Items listed in a dataset:
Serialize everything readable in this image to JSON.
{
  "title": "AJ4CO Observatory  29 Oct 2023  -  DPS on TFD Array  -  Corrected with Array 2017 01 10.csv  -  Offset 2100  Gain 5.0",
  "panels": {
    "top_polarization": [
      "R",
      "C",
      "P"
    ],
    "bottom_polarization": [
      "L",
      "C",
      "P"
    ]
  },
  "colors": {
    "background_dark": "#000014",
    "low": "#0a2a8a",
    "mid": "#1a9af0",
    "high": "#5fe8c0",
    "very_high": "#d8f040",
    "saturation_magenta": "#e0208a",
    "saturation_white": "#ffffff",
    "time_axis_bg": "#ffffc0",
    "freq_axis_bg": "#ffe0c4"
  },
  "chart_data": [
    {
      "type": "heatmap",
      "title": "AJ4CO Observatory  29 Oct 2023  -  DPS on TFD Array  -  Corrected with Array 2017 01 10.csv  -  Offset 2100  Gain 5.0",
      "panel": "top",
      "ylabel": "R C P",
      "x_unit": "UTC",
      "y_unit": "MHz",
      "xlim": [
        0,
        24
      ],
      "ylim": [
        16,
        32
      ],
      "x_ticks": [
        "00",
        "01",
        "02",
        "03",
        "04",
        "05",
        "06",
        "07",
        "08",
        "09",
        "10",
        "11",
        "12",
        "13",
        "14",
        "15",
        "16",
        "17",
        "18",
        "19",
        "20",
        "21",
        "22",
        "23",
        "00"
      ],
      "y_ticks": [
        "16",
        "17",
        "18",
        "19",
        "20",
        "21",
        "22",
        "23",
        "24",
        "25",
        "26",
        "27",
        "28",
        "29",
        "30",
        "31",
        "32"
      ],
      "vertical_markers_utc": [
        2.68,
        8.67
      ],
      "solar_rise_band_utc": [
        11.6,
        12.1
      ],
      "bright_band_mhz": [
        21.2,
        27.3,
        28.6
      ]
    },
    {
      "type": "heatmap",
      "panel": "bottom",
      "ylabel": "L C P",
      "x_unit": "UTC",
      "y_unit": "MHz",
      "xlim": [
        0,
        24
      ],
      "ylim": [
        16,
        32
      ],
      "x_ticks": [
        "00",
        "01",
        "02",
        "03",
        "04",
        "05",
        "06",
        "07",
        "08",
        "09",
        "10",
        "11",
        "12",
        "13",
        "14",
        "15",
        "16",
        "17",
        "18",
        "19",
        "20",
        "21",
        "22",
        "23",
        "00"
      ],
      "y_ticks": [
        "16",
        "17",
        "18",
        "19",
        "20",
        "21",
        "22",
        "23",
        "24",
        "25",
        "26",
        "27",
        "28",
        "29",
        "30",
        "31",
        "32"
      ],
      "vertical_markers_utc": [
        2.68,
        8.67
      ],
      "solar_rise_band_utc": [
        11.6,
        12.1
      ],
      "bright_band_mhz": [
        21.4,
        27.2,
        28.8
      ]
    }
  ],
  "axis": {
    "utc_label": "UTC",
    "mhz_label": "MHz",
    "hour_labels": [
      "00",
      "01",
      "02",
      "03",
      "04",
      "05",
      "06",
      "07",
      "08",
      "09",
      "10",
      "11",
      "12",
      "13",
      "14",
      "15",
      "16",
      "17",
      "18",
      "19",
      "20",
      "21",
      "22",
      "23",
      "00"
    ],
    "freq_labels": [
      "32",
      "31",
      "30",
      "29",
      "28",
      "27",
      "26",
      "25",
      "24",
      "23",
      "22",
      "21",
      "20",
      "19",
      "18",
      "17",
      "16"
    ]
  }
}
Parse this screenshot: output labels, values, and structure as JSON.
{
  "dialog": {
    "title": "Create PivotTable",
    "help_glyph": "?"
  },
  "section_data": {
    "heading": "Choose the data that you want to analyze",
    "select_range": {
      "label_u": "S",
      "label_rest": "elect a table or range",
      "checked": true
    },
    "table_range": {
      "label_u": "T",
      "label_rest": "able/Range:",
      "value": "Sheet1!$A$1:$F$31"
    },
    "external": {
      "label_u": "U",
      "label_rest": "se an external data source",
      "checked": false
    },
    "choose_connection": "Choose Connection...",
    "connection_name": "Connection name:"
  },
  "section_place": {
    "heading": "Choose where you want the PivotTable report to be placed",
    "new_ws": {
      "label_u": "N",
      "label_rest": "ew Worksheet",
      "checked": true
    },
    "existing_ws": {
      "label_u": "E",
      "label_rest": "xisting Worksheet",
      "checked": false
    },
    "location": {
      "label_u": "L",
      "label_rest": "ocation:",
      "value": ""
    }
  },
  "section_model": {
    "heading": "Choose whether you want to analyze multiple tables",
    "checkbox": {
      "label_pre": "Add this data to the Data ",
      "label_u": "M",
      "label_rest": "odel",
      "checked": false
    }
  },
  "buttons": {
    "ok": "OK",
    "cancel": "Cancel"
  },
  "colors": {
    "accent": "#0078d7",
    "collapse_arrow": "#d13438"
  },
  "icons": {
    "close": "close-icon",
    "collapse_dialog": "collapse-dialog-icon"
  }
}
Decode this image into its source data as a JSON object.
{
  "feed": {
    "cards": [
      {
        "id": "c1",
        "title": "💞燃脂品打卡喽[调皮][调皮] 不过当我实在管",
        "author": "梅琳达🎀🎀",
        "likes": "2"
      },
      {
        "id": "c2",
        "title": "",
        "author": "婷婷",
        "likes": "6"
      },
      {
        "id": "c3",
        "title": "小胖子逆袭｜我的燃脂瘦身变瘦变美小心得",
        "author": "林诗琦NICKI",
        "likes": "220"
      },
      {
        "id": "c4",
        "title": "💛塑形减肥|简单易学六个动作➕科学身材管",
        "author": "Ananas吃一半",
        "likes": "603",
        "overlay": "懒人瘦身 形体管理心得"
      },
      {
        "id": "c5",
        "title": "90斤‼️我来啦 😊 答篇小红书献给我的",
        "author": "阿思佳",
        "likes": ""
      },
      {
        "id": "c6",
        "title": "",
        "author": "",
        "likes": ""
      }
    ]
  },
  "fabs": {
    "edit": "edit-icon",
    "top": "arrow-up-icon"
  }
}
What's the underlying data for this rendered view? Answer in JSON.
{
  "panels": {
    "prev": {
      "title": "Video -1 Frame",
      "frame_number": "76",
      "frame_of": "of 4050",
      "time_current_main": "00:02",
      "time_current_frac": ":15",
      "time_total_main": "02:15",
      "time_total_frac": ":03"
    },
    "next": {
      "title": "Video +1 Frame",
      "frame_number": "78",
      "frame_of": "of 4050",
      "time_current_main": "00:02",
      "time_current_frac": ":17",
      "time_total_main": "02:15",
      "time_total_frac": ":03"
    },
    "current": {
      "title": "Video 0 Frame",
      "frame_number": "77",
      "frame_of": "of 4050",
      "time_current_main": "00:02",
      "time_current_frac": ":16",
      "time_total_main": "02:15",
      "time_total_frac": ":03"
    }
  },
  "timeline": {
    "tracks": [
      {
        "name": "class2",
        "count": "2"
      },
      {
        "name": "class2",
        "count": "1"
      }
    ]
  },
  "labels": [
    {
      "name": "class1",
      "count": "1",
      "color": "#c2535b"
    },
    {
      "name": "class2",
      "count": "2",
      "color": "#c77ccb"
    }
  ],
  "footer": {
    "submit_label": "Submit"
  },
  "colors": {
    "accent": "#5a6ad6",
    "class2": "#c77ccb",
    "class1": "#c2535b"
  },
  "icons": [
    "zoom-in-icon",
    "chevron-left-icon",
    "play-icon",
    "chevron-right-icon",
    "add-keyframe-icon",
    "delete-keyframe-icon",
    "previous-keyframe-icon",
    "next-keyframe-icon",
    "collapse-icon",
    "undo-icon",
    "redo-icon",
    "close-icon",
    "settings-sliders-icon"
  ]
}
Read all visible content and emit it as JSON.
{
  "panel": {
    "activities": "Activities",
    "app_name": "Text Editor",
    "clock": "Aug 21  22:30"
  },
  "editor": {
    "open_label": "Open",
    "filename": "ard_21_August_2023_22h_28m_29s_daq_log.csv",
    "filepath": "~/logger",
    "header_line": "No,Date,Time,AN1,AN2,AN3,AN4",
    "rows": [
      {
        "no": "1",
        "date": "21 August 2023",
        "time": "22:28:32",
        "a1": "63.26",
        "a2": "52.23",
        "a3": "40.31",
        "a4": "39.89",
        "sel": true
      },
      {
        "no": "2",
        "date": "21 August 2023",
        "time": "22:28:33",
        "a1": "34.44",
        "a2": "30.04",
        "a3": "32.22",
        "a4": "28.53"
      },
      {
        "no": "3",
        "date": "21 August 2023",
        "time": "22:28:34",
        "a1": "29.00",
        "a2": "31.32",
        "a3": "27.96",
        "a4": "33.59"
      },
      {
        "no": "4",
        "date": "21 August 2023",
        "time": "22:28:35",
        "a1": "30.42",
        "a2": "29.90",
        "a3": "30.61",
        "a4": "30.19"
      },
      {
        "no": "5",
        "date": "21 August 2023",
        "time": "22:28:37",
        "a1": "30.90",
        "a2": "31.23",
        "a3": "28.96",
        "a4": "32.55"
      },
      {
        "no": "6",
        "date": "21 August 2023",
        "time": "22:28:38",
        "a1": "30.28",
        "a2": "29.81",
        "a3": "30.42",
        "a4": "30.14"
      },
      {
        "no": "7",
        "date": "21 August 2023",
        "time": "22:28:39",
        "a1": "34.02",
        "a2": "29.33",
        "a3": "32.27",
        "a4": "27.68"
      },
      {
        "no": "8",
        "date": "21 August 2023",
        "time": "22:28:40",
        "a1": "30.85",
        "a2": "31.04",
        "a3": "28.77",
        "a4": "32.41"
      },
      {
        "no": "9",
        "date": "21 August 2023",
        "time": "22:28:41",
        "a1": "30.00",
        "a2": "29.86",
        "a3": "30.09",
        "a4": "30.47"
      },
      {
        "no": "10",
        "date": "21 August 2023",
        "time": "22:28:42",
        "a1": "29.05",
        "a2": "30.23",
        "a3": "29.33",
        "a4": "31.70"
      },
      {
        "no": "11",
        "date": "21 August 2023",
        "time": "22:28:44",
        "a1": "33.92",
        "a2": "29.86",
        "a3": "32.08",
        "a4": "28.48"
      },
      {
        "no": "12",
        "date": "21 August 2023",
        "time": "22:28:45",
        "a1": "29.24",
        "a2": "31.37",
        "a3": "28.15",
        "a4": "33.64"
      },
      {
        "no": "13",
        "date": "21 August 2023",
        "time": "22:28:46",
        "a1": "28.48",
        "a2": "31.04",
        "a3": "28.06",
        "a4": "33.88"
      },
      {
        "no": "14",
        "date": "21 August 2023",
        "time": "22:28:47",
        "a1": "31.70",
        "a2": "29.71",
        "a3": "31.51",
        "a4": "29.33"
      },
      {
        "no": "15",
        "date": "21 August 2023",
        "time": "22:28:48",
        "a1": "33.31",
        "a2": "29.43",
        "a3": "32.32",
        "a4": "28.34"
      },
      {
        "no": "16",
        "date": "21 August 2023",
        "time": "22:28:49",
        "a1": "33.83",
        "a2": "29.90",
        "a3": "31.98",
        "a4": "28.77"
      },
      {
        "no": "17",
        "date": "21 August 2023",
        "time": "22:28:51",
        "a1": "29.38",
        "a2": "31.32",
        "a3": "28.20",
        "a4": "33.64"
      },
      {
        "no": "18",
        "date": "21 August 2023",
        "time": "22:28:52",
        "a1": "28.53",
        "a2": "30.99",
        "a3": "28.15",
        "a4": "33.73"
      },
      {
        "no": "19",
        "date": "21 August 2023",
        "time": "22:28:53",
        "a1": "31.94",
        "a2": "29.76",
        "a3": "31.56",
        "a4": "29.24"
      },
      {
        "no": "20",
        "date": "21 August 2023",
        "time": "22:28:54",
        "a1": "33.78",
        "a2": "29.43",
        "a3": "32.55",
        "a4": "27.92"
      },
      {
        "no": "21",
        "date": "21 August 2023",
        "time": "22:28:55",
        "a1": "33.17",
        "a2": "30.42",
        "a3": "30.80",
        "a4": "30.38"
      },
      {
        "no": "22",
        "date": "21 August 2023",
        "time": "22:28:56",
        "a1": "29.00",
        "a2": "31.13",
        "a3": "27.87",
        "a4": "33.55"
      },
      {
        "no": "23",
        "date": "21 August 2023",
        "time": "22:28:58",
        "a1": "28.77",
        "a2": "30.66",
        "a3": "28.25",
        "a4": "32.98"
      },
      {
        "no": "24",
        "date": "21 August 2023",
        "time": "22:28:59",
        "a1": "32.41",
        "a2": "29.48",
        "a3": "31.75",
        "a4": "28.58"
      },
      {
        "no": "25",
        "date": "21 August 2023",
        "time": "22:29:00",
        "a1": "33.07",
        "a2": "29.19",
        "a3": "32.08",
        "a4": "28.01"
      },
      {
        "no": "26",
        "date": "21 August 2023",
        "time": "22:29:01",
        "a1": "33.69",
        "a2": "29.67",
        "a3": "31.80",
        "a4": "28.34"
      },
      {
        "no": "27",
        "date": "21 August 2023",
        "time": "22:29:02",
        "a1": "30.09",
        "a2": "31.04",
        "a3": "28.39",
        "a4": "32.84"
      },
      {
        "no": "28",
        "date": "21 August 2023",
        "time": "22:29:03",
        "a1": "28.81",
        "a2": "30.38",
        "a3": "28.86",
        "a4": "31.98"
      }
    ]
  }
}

WRITTEN INSTRUCTION: Scan the material above for the string "likes" and return the lines that hold it.

FINAL RESULT:
        "likes": "2"
        "likes": "6"
        "likes": "220"
        "likes": "603",
        "likes": ""
        "likes": ""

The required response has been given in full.